Count each line below that has "инъекций" anywhere in it. Answer with the total alone.

-- start of Records shown --

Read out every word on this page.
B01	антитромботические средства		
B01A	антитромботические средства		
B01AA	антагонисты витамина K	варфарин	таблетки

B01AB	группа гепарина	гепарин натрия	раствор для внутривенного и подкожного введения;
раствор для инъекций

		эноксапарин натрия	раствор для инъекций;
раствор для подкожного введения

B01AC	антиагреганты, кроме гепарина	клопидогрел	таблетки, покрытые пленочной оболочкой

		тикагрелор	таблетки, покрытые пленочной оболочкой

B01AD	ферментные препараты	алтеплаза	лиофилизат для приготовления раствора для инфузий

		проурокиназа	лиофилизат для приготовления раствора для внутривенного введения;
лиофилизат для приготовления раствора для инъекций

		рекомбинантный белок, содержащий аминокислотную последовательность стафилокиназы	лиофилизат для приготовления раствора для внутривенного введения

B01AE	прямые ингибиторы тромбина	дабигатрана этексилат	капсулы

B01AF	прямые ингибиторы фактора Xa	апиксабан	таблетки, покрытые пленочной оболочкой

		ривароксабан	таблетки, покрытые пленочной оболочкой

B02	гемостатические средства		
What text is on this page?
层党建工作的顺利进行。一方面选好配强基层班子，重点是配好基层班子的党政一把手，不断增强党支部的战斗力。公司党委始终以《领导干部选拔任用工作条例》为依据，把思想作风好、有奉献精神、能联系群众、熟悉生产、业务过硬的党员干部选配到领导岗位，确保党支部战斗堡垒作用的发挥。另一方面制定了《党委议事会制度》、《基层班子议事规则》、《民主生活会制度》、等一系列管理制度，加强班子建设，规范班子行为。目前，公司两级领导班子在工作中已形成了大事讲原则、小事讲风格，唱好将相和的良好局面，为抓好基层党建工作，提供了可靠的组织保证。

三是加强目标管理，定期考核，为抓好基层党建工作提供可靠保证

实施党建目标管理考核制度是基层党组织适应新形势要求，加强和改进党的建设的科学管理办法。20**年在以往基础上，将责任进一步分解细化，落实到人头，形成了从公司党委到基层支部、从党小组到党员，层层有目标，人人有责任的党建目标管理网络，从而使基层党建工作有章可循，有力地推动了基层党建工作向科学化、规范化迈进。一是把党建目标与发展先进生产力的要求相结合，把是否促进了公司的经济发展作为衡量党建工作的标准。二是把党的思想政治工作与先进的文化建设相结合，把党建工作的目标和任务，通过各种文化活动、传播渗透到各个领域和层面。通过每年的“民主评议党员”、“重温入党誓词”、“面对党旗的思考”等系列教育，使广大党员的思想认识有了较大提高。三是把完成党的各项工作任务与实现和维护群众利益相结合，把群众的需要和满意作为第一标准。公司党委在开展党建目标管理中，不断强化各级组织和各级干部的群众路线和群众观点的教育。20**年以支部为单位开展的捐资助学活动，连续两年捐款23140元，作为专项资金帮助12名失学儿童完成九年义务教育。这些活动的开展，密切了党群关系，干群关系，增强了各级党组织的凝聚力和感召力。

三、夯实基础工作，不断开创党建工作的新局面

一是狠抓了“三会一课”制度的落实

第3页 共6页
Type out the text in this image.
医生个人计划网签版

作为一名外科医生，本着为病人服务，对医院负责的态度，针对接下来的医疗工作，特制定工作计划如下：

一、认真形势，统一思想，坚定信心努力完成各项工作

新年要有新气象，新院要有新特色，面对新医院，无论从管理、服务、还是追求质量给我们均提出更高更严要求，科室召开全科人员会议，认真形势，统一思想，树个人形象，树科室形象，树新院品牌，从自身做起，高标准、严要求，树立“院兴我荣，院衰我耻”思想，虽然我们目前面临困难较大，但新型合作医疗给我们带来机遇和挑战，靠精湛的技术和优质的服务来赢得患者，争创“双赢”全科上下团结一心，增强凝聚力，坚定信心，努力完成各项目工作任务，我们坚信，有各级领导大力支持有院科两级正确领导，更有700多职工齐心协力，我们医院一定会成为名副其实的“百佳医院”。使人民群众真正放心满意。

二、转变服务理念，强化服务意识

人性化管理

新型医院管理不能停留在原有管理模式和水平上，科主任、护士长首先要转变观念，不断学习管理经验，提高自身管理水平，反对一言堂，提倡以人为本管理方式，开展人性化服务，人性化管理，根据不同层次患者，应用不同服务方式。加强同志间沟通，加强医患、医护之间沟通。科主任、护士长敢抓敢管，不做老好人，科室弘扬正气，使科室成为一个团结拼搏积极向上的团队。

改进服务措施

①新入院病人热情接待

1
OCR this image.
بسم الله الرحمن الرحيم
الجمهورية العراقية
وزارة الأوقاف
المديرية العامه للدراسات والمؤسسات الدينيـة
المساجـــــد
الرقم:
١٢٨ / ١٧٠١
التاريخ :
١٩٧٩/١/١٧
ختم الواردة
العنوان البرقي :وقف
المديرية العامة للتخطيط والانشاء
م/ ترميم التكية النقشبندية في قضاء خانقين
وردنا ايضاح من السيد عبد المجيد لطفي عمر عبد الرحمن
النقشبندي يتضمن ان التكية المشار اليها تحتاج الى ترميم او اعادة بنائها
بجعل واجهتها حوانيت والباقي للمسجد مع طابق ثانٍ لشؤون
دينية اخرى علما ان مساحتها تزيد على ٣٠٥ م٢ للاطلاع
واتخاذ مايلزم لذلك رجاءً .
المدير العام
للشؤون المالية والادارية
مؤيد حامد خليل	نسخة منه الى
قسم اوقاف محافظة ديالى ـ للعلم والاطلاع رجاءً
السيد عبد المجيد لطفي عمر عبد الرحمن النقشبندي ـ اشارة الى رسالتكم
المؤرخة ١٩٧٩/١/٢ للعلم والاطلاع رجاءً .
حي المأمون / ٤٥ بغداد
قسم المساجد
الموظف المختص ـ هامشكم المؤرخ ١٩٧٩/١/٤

-- end of Records shown --

_Response_
3